--- Exercise instructions ---
Extract the full listing below without altering a single character.

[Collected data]

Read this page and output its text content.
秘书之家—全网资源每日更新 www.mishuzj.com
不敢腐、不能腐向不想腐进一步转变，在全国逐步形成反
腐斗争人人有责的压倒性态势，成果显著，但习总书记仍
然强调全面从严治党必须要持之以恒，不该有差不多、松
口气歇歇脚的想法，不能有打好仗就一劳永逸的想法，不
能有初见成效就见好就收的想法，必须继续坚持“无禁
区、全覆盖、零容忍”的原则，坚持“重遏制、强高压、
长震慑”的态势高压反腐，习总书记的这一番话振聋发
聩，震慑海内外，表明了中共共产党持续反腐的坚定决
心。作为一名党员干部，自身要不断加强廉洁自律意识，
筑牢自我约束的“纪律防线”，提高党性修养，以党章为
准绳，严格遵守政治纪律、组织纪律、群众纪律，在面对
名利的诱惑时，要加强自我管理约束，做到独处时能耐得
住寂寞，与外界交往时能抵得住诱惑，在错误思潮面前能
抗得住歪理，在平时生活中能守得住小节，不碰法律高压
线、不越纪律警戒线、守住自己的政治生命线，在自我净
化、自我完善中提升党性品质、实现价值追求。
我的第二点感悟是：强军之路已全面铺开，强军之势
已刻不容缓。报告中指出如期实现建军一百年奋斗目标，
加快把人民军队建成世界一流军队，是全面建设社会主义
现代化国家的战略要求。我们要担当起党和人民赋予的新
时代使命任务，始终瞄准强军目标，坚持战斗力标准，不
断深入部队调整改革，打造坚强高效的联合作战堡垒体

--- Correct response ---
Read this page and output its text content.
秘书之家—全网资源每日更新 www.mishuzj.com
不敢腐、不能腐向不想腐进一步转变，在全国逐步形成反
腐斗争人人有责的压倒性态势，成果显著，但习总书记仍
然强调全面从严治党必须要持之以恒，不该有差不多、松
口气歇歇脚的想法，不能有打好仗就一劳永逸的想法，不
能有初见成效就见好就收的想法，必须继续坚持“无禁
区、全覆盖、零容忍”的原则，坚持“重遏制、强高压、
长震慑”的态势高压反腐，习总书记的这一番话振聋发
聩，震慑海内外，表明了中共共产党持续反腐的坚定决
心。作为一名党员干部，自身要不断加强廉洁自律意识，
筑牢自我约束的“纪律防线”，提高党性修养，以党章为
准绳，严格遵守政治纪律、组织纪律、群众纪律，在面对
名利的诱惑时，要加强自我管理约束，做到独处时能耐得
住寂寞，与外界交往时能抵得住诱惑，在错误思潮面前能
抗得住歪理，在平时生活中能守得住小节，不碰法律高压
线、不越纪律警戒线、守住自己的政治生命线，在自我净
化、自我完善中提升党性品质、实现价值追求。
我的第二点感悟是：强军之路已全面铺开，强军之势
已刻不容缓。报告中指出如期实现建军一百年奋斗目标，
加快把人民军队建成世界一流军队，是全面建设社会主义
现代化国家的战略要求。我们要担当起党和人民赋予的新
时代使命任务，始终瞄准强军目标，坚持战斗力标准，不
断深入部队调整改革，打造坚强高效的联合作战堡垒体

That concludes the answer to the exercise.